### Objective:
Answer with one number only: the number of lines that include the word "τοῖς".

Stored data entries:
————————
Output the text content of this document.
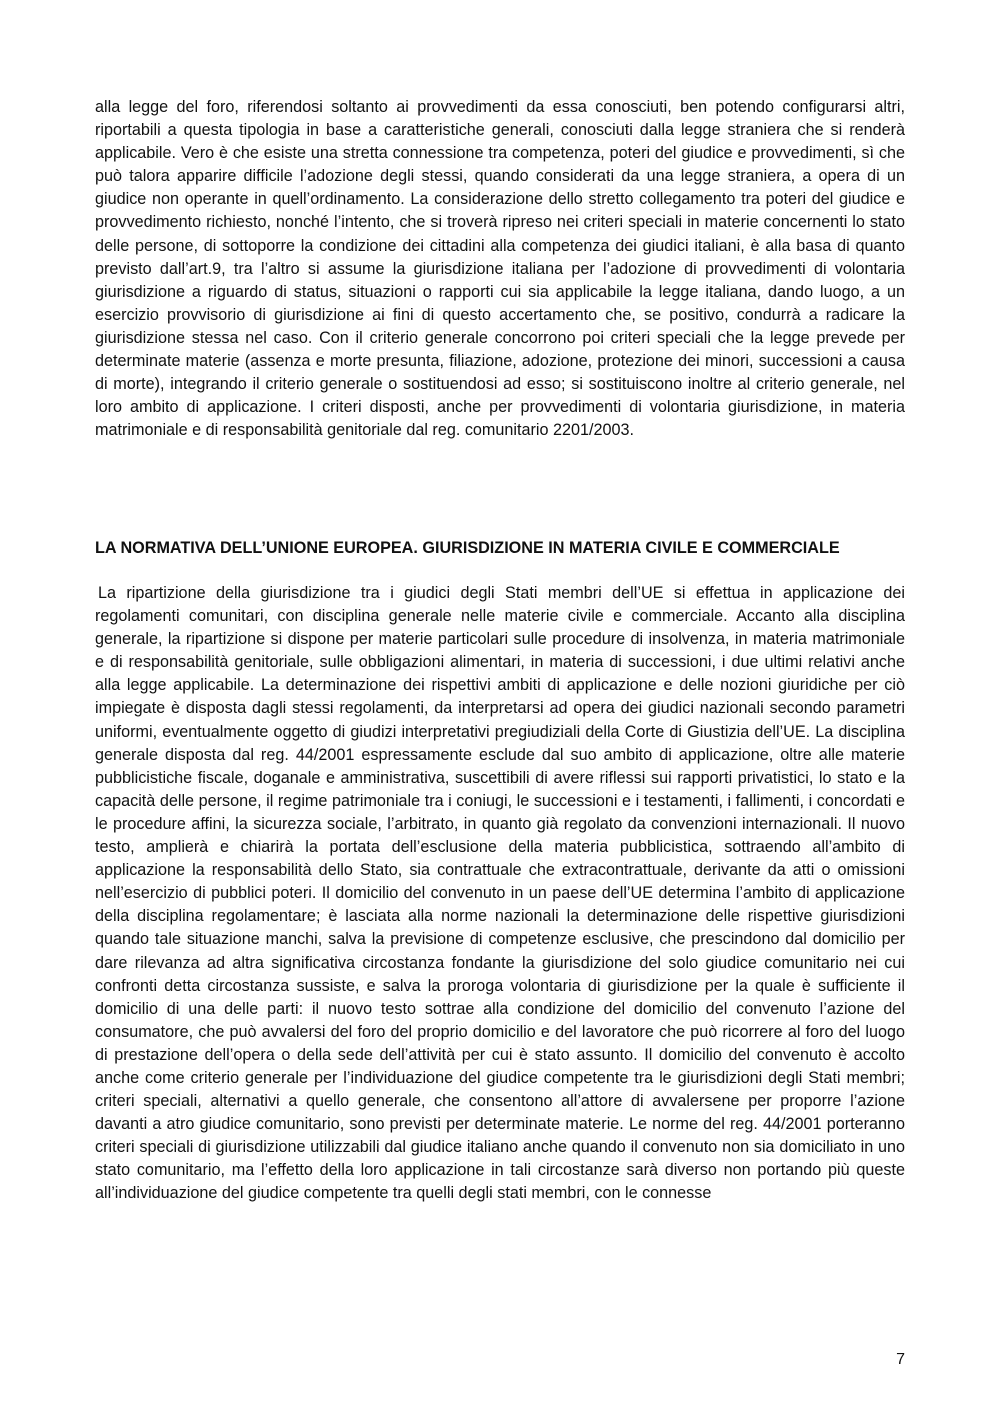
alla legge del foro, riferendosi soltanto ai provvedimenti da essa conosciuti, ben potendo configurarsi altri, riportabili a questa tipologia in base a caratteristiche generali, conosciuti dalla legge straniera che si renderà applicabile. Vero è che esiste una stretta connessione tra competenza, poteri del giudice e provvedimenti, sì che può talora apparire difficile l’adozione degli stessi, quando considerati da una legge straniera, a opera di un giudice non operante in quell’ordinamento. La considerazione dello stretto collegamento tra poteri del giudice e provvedimento richiesto, nonché l’intento, che si troverà ripreso nei criteri speciali in materie concernenti lo stato delle persone, di sottoporre la condizione dei cittadini alla competenza dei giudici italiani, è alla basa di quanto previsto dall’art.9, tra l’altro si assume la giurisdizione italiana per l’adozione di provvedimenti di volontaria giurisdizione a riguardo di status, situazioni o rapporti cui sia applicabile la legge italiana, dando luogo, a un esercizio provvisorio di giurisdizione ai fini di questo accertamento che, se positivo, condurrà a radicare la giurisdizione stessa nel caso. Con il criterio generale concorrono poi criteri speciali che la legge prevede per determinate materie (assenza e morte presunta, filiazione, adozione, protezione dei minori, successioni a causa di morte), integrando il criterio generale o sostituendosi ad esso; si sostituiscono inoltre al criterio generale, nel loro ambito di applicazione. I criteri disposti, anche per provvedimenti di volontaria giurisdizione, in materia matrimoniale e di responsabilità genitoriale dal reg. comunitario 2201/2003.
LA NORMATIVA DELL’UNIONE EUROPEA. GIURISDIZIONE IN MATERIA CIVILE E COMMERCIALE
La ripartizione della giurisdizione tra i giudici degli Stati membri dell’UE si effettua in applicazione dei regolamenti comunitari, con disciplina generale nelle materie civile e commerciale. Accanto alla disciplina generale, la ripartizione si dispone per materie particolari sulle procedure di insolvenza, in materia matrimoniale e di responsabilità genitoriale, sulle obbligazioni alimentari, in materia di successioni, i due ultimi relativi anche alla legge applicabile. La determinazione dei rispettivi ambiti di applicazione e delle nozioni giuridiche per ciò impiegate è disposta dagli stessi regolamenti, da interpretarsi ad opera dei giudici nazionali secondo parametri uniformi, eventualmente oggetto di giudizi interpretativi pregiudiziali della Corte di Giustizia dell’UE. La disciplina generale disposta dal reg. 44/2001 espressamente esclude dal suo ambito di applicazione, oltre alle materie pubblicistiche fiscale, doganale e amministrativa, suscettibili di avere riflessi sui rapporti privatistici, lo stato e la capacità delle persone, il regime patrimoniale tra i coniugi, le successioni e i testamenti, i fallimenti, i concordati e le procedure affini, la sicurezza sociale, l’arbitrato, in quanto già regolato da convenzioni internazionali. Il nuovo testo, amplierà e chiarirà la portata dell’esclusione della materia pubblicistica, sottraendo all’ambito di applicazione la responsabilità dello Stato, sia contrattuale che extracontrattuale, derivante da atti o omissioni nell’esercizio di pubblici poteri. Il domicilio del convenuto in un paese dell’UE determina l’ambito di applicazione della disciplina regolamentare; è lasciata alla norme nazionali la determinazione delle rispettive giurisdizioni quando tale situazione manchi, salva la previsione di competenze esclusive, che prescindono dal domicilio per dare rilevanza ad altra significativa circostanza fondante la giurisdizione del solo giudice comunitario nei cui confronti detta circostanza sussiste, e salva la proroga volontaria di giurisdizione per la quale è sufficiente il domicilio di una delle parti: il nuovo testo sottrae alla condizione del domicilio del convenuto l’azione del consumatore, che può avvalersi del foro del proprio domicilio e del lavoratore che può ricorrere al foro del luogo di prestazione dell’opera o della sede dell’attività per cui è stato assunto. Il domicilio del convenuto è accolto anche come criterio generale per l’individuazione del giudice competente tra le giurisdizioni degli Stati membri; criteri speciali, alternativi a quello generale, che consentono all’attore di avvalersene per proporre l’azione davanti a atro giudice comunitario, sono previsti per determinate materie. Le norme del reg. 44/2001 porteranno criteri speciali di giurisdizione utilizzabili dal giudice italiano anche quando il convenuto non sia domiciliato in uno stato comunitario, ma l’effetto della loro applicazione in tali circostanze sarà diverso non portando più queste all’individuazione del giudice competente tra quelli degli stati membri, con le connesse
7
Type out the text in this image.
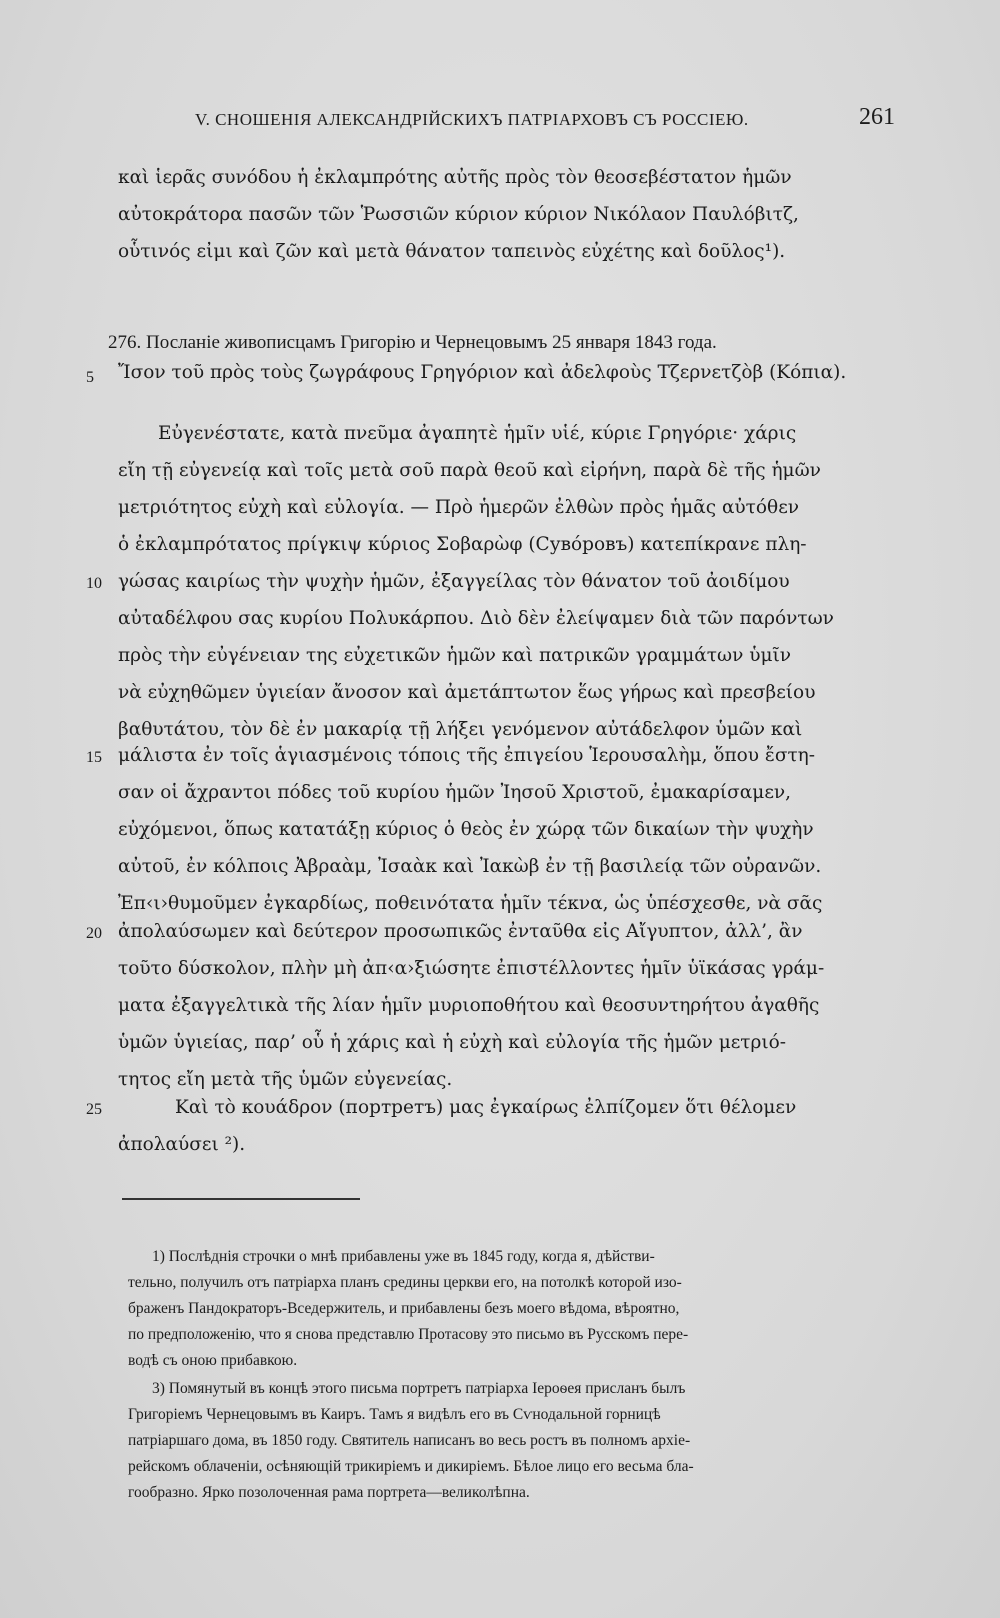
V. СНОШЕНІЯ АЛЕКСАНДРІЙСКИХЪ ПАТРІАРХОВЪ СЪ РОССІЕЮ.	261
καὶ ἱερᾶς συνόδου ἡ ἐκλαμπρότης αὐτῆς πρὸς τὸν θεοσεβέστατον ἡμῶν
αὐτοκράτορα πασῶν τῶν Ῥωσσιῶν κύριον κύριον Νικόλαον Παυλόβιτζ,
οὗτινός εἰμι καὶ ζῶν καὶ μετὰ θάνατον ταπεινὸς εὐχέτης καὶ δοῦλος¹).
276. Посланіе живописцамъ Григорію и Чернецовымъ 25 января 1843 года.
5	Ἴσον τοῦ πρὸς τοὺς ζωγράφους Γρηγόριον καὶ ἀδελφοὺς Τζερνετζὸβ (Κόπια).
Εὐγενέστατε, κατὰ πνεῦμα ἀγαπητὲ ἡμῖν υἱέ, κύριε Γρηγόριε· χάρις
εἴη τῇ εὐγενείᾳ καὶ τοῖς μετὰ σοῦ παρὰ θεοῦ καὶ εἰρήνη, παρὰ δὲ τῆς ἡμῶν
μετριότητος εὐχὴ καὶ εὐλογία. — Πρὸ ἡμερῶν ἐλθὼν πρὸς ἡμᾶς αὐτόθεν
ὁ ἐκλαμπρότατος πρίγκιψ κύριος Σοβαρὼφ (Сувóровъ) κατεπίκρανε πλη-
10 γώσας καιρίως τὴν ψυχὴν ἡμῶν, ἐξαγγείλας τὸν θάνατον τοῦ ἀοιδίμου
αὐταδέλφου σας κυρίου Πολυκάρπου. Διὸ δὲν ἐλείψαμεν διὰ τῶν παρόντων
πρὸς τὴν εὐγένειαν της εὐχετικῶν ἡμῶν καὶ πατρικῶν γραμμάτων ὑμῖν
νὰ εὐχηθῶμεν ὑγιείαν ἄνοσον καὶ ἀμετάπτωτον ἕως γήρως καὶ πρεσβείου
βαθυτάτου, τὸν δὲ ἐν μακαρίᾳ τῇ λήξει γενόμενον αὐτάδελφον ὑμῶν καὶ
15 μάλιστα ἐν τοῖς ἁγιασμένοις τόποις τῆς ἐπιγείου Ἱερουσαλὴμ, ὅπου ἔστη-
σαν οἱ ἄχραντοι πόδες τοῦ κυρίου ἡμῶν Ἰησοῦ Χριστοῦ, ἐμακαρίσαμεν,
εὐχόμενοι, ὅπως κατατάξῃ κύριος ὁ θεὸς ἐν χώρᾳ τῶν δικαίων τὴν ψυχὴν
αὐτοῦ, ἐν κόλποις Ἀβραὰμ, Ἰσαὰκ καὶ Ἰακὼβ ἐν τῇ βασιλείᾳ τῶν οὐρανῶν.
Ἐπ‹ι›θυμοῦμεν ἐγκαρδίως, ποθεινότατα ἡμῖν τέκνα, ὡς ὑπέσχεσθε, νὰ σᾶς
20 ἀπολαύσωμεν καὶ δεύτερον προσωπικῶς ἐνταῦθα εἰς Αἴγυπτον, ἀλλ’, ἂν
τοῦτο δύσκολον, πλὴν μὴ ἀπ‹α›ξιώσητε ἐπιστέλλοντες ἡμῖν ὑϊκάσας γράμ-
ματα ἐξαγγελτικὰ τῆς λίαν ἡμῖν μυριοποθήτου καὶ θεοσυντηρήτου ἀγαθῆς
ὑμῶν ὑγιείας, παρ’ οὗ ἡ χάρις καὶ ἡ εὐχὴ καὶ εὐλογία τῆς ἡμῶν μετριό-
τητος εἴη μετὰ τῆς ὑμῶν εὐγενείας.
25	Καὶ τὸ κουάδρον (портретъ) μας ἐγκαίρως ἐλπίζομεν ὅτι θέλομεν
ἀπολαύσει ²).
1) Послѣднія строчки о мнѣ прибавлены уже въ 1845 году, когда я, дѣйстви-
тельно, получилъ отъ патріарха планъ средины церкви его, на потолкѣ которой изо-
браженъ Пандократоръ-Вседержитель, и прибавлены безъ моего вѣдома, вѣроятно,
по предположенію, что я снова представлю Протасову это письмо въ Русскомъ пере-
водѣ съ оною прибавкою.
3) Помянутый въ концѣ этого письма портретъ патріарха Іероѳея присланъ былъ
Григоріемъ Чернецовымъ въ Каиръ. Тамъ я видѣлъ его въ Сѵнодальной горницѣ
патріаршаго дома, въ 1850 году. Святитель написанъ во весь ростъ въ полномъ архіе-
рейскомъ облаченіи, осѣняющій трикиріемъ и дикиріемъ. Бѣлое лицо его весьма бла-
гообразно. Ярко позолоченная рама портрета—великолѣпна.
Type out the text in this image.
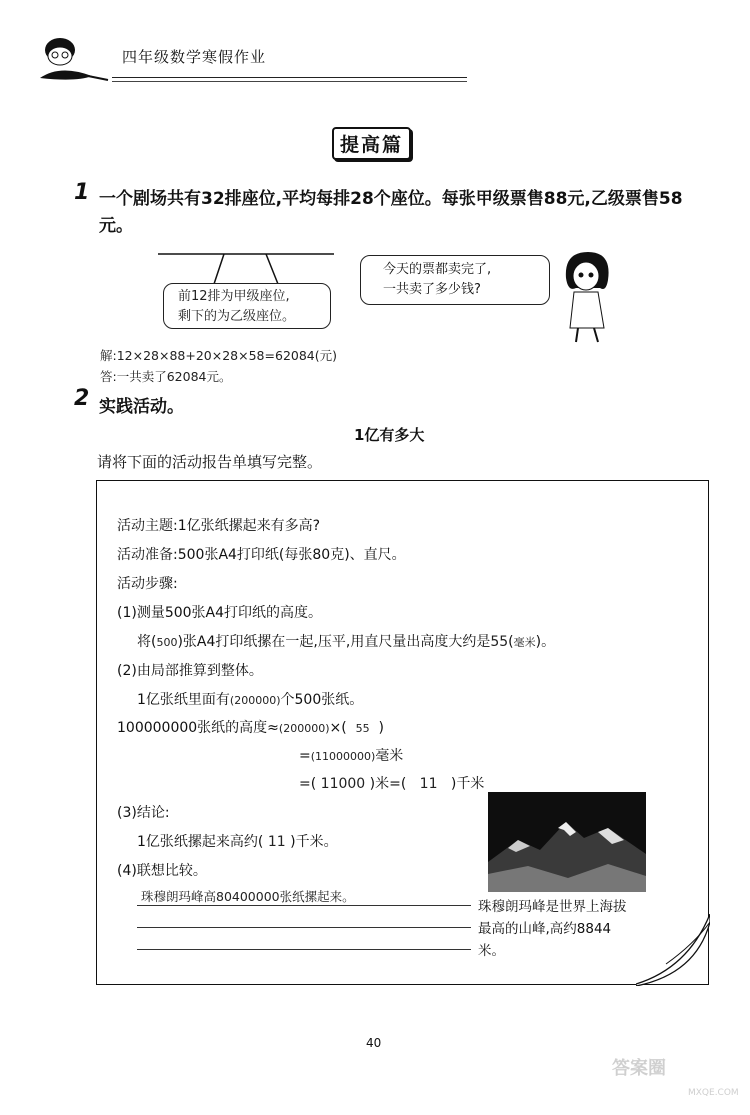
四年级数学寒假作业
提高篇
1 一个剧场共有32排座位,平均每排28个座位。每张甲级票售88元,乙级票售58元。
前12排为甲级座位,
剩下的为乙级座位。
今天的票都卖完了,
一共卖了多少钱?
解:12×28×88+20×28×58=62084(元)
答:一共卖了62084元。
2 实践活动。
1亿有多大
请将下面的活动报告单填写完整。
活动主题:1亿张纸摞起来有多高?
活动准备:500张A4打印纸(每张80克)、直尺。
活动步骤:
(1)测量500张A4打印纸的高度。
将(500)张A4打印纸摞在一起,压平,用直尺量出高度大约是55(毫米)。
(2)由局部推算到整体。
1亿张纸里面有(200000)个500张纸。
100000000张纸的高度≈(200000)×( 55 )
=(11000000)毫米
=( 11000 )米=( 11 )千米
(3)结论:
1亿张纸摞起来高约( 11 )千米。
(4)联想比较。
珠穆朗玛峰高80400000张纸摞起来。
珠穆朗玛峰是世界上海拔最高的山峰,高约8844米。
40
答案圈
MXQE.COM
————————
### Expected answer:
2